**DATASET ENTRIES**
______________________________
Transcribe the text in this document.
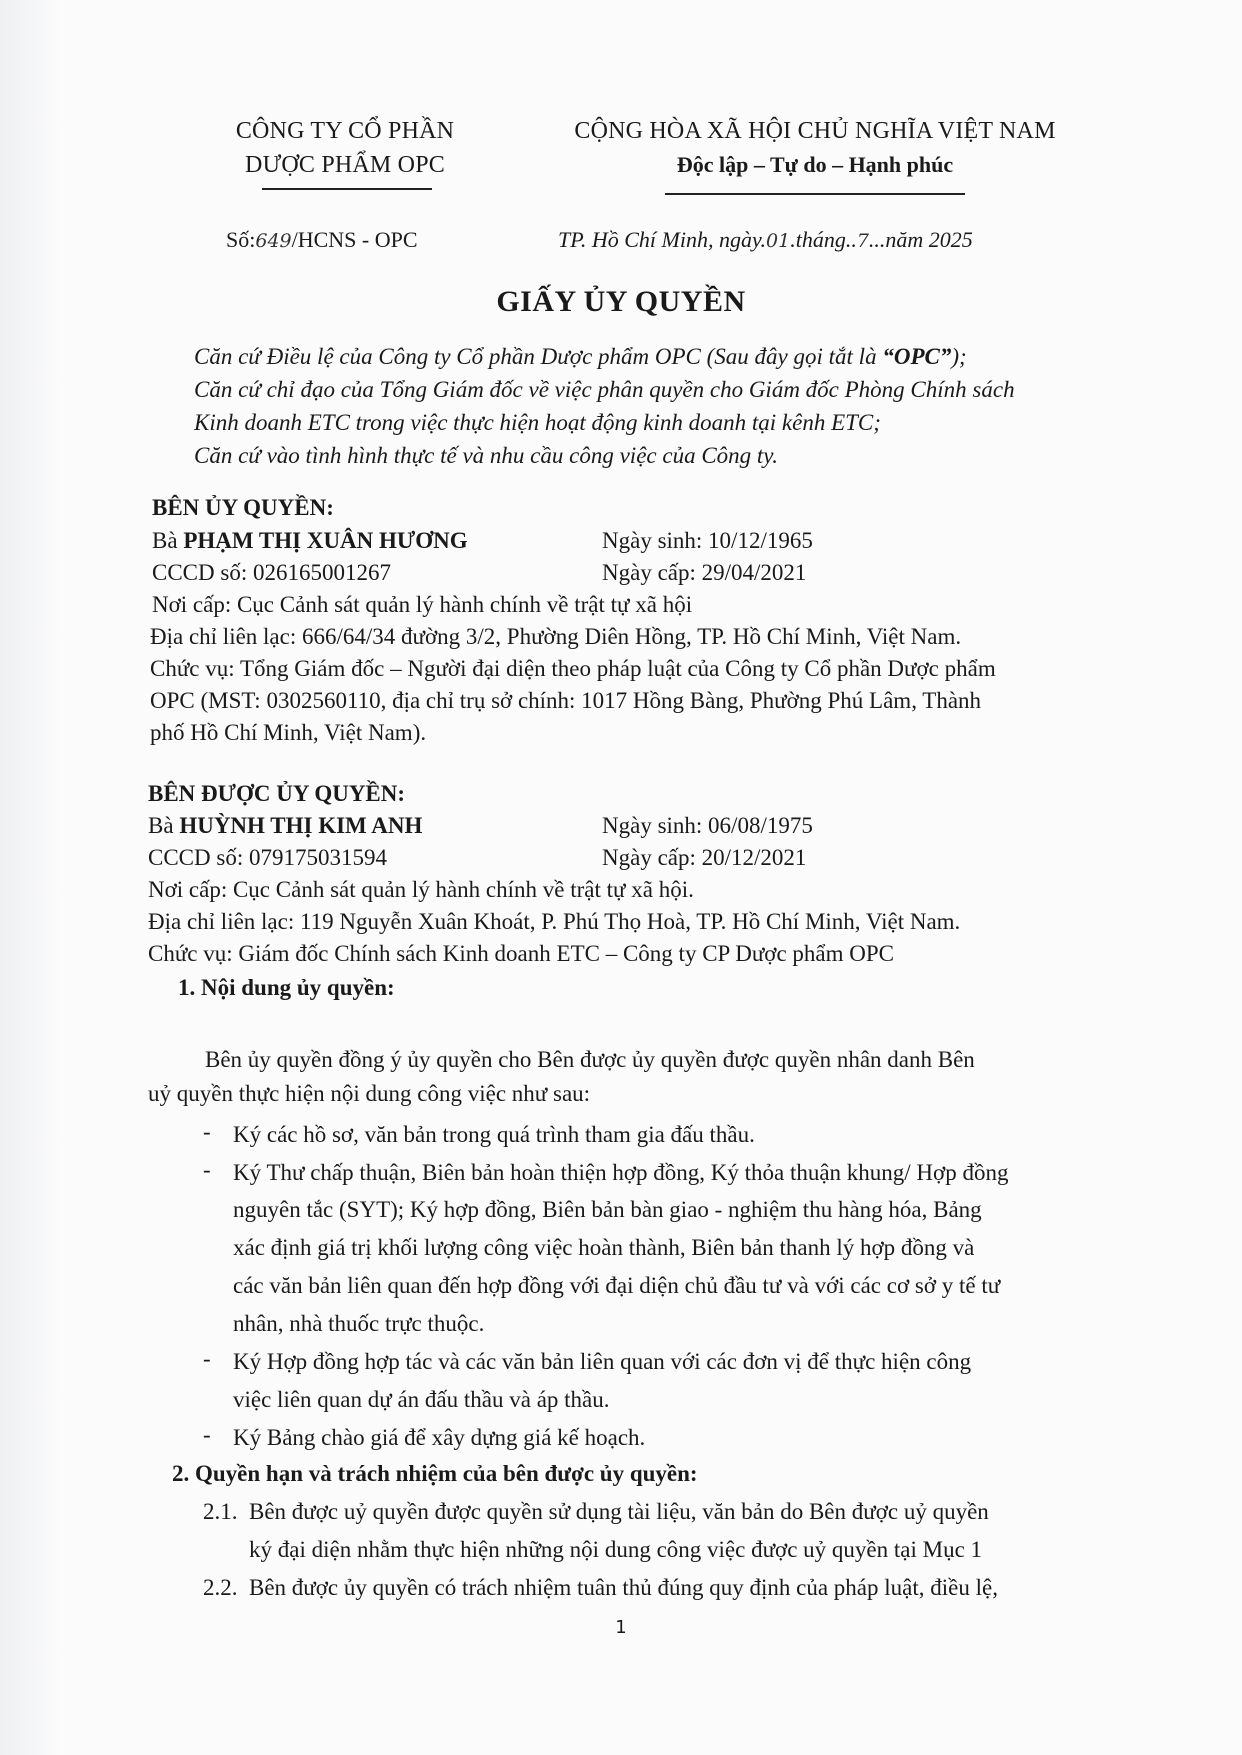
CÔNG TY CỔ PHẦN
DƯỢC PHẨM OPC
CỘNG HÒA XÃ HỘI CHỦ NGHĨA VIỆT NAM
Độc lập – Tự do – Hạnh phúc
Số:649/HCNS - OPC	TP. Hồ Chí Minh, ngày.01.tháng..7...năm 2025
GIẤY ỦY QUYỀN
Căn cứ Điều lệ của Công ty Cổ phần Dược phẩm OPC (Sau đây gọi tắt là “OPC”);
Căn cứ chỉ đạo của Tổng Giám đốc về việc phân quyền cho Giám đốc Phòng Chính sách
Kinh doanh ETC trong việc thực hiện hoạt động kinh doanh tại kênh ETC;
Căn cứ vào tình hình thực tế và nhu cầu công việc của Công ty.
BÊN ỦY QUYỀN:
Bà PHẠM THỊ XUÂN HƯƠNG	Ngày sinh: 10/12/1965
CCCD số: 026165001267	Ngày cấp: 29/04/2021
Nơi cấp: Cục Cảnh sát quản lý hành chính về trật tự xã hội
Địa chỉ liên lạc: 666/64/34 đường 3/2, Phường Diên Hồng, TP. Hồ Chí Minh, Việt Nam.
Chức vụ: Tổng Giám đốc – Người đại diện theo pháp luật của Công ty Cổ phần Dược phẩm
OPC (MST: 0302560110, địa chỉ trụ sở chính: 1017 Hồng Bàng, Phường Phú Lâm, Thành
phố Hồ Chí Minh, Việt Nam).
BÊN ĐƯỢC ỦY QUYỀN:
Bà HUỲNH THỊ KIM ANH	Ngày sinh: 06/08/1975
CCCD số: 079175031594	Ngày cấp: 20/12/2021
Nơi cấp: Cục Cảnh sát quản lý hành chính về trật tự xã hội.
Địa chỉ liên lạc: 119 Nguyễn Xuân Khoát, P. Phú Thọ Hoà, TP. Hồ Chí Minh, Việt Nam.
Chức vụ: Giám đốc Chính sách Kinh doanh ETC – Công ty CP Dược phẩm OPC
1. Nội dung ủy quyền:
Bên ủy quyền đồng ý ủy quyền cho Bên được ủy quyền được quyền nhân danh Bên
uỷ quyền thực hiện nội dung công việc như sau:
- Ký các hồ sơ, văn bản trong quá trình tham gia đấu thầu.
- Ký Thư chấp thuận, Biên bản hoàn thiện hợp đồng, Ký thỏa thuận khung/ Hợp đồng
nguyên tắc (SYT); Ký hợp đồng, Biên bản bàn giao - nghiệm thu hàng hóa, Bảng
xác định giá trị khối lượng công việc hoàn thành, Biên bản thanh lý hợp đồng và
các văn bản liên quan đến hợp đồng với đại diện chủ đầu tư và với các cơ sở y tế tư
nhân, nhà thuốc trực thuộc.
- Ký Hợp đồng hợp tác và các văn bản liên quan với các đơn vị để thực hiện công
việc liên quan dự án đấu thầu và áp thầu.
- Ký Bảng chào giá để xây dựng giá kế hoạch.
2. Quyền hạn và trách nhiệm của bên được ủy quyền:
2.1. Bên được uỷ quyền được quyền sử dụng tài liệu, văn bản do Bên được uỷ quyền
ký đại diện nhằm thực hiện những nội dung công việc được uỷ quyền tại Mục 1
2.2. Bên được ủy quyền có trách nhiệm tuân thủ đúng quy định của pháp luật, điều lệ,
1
______________________________
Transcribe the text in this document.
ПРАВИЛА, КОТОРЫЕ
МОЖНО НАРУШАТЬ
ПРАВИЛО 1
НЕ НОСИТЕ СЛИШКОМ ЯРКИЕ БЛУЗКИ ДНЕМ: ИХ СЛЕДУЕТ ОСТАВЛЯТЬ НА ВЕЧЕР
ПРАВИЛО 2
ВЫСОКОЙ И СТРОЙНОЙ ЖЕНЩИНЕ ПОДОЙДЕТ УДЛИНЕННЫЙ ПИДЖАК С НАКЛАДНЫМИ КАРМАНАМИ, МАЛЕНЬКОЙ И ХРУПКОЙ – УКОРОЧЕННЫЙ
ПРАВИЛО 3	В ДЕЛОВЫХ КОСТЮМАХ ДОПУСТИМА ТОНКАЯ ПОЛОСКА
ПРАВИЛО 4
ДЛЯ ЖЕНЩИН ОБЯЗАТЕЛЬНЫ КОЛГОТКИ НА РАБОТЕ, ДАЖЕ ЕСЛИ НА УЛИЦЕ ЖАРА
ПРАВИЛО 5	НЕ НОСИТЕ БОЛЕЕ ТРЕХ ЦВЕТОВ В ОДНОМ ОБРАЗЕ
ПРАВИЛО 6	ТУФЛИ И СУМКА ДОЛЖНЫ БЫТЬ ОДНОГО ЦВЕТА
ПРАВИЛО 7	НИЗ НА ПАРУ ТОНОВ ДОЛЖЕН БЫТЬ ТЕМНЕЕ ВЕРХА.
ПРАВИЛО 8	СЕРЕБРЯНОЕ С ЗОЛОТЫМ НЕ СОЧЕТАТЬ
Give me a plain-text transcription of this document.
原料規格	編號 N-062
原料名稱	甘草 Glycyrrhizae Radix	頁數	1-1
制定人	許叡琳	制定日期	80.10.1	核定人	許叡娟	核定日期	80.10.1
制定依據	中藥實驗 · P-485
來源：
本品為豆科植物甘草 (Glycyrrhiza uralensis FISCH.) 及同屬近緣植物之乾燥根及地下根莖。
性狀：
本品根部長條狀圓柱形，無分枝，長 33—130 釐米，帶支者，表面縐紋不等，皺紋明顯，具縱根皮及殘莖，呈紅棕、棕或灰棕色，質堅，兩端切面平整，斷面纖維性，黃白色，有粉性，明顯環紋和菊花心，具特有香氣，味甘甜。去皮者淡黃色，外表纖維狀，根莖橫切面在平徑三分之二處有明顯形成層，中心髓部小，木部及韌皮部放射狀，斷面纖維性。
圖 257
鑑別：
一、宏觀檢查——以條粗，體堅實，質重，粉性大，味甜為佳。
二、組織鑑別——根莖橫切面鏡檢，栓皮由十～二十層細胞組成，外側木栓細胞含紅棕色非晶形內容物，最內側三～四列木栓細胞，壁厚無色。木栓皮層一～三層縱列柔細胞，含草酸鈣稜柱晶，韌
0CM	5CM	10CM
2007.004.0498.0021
______________________________
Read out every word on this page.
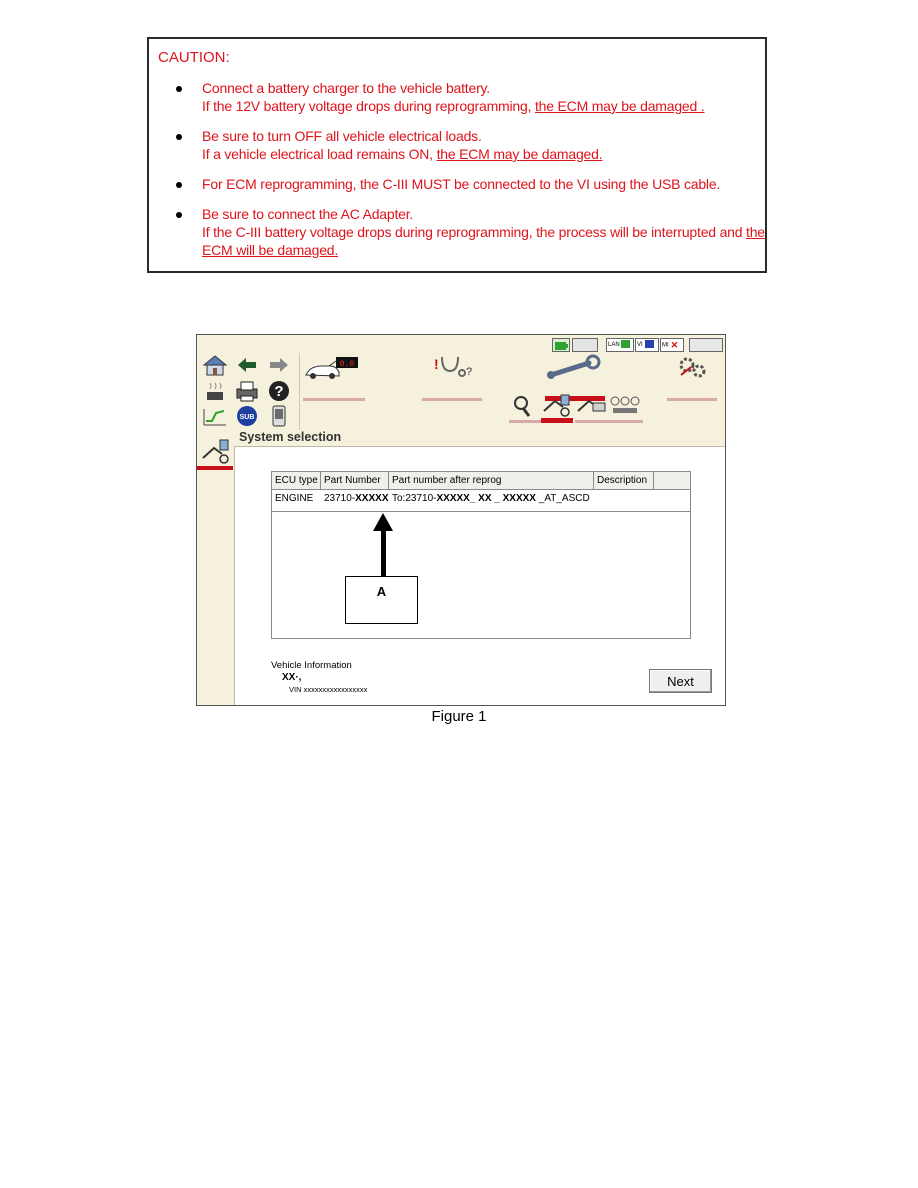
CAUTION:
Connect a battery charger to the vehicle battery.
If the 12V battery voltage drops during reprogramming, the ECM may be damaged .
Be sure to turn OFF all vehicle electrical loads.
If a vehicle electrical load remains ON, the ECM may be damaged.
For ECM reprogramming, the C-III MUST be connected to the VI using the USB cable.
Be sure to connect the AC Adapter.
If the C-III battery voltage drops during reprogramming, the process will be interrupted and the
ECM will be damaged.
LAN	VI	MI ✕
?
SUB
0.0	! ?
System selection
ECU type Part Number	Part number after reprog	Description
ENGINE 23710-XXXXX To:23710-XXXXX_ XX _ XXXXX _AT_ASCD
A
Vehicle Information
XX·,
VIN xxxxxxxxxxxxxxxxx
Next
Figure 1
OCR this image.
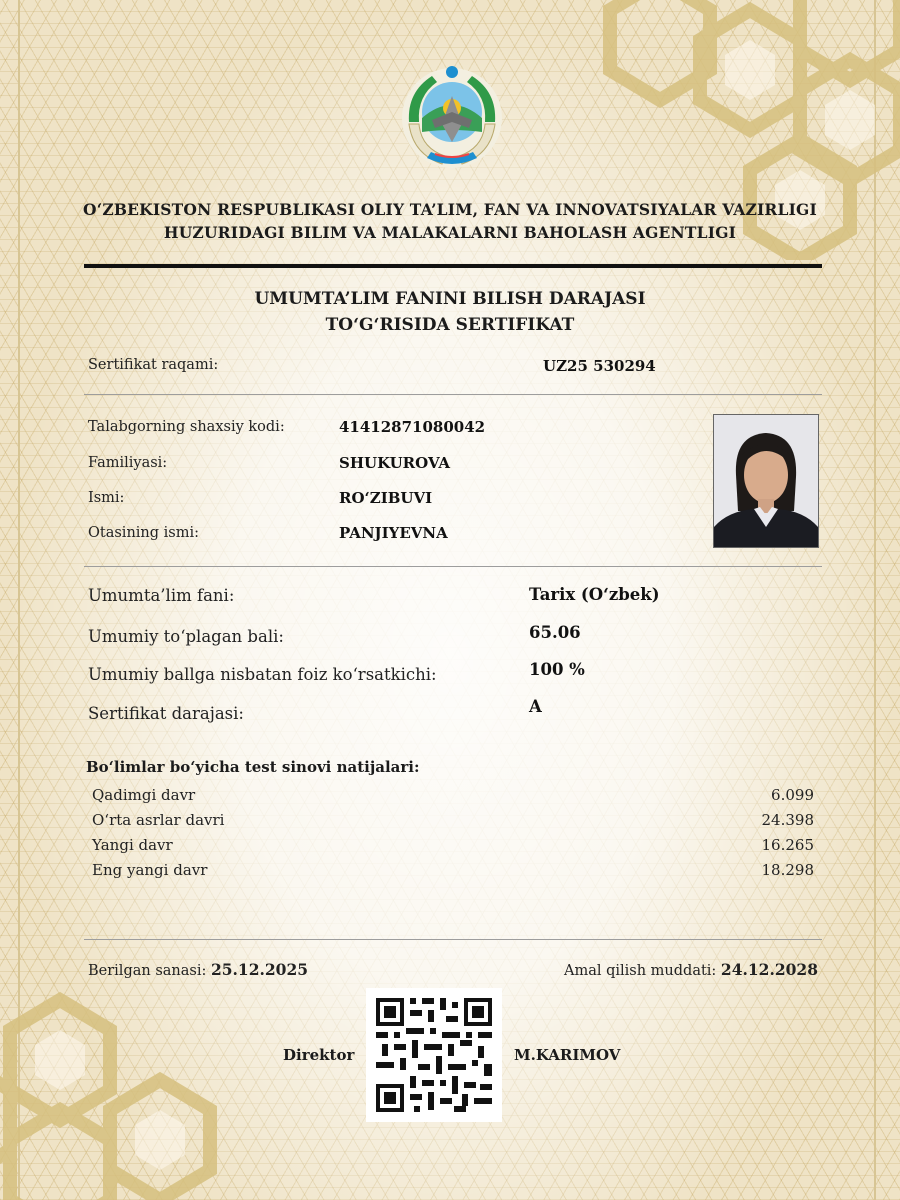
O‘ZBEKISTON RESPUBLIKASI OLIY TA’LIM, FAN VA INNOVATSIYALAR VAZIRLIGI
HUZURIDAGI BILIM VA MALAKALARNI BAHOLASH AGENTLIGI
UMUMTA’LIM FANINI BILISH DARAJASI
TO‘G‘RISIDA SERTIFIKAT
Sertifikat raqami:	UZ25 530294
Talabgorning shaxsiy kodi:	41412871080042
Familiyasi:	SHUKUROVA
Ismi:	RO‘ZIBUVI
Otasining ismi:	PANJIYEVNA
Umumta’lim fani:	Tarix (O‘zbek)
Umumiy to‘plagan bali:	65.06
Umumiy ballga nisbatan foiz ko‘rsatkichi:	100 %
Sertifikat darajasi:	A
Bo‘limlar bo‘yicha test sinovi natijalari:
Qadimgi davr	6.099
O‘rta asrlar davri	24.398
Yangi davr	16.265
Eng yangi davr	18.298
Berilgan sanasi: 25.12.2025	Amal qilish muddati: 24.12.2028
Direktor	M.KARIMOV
______________________________
Report every line containing the word "thầu" from the listing above.

- Ký các hồ sơ, văn bản trong quá trình tham gia đấu thầu.
việc liên quan dự án đấu thầu và áp thầu.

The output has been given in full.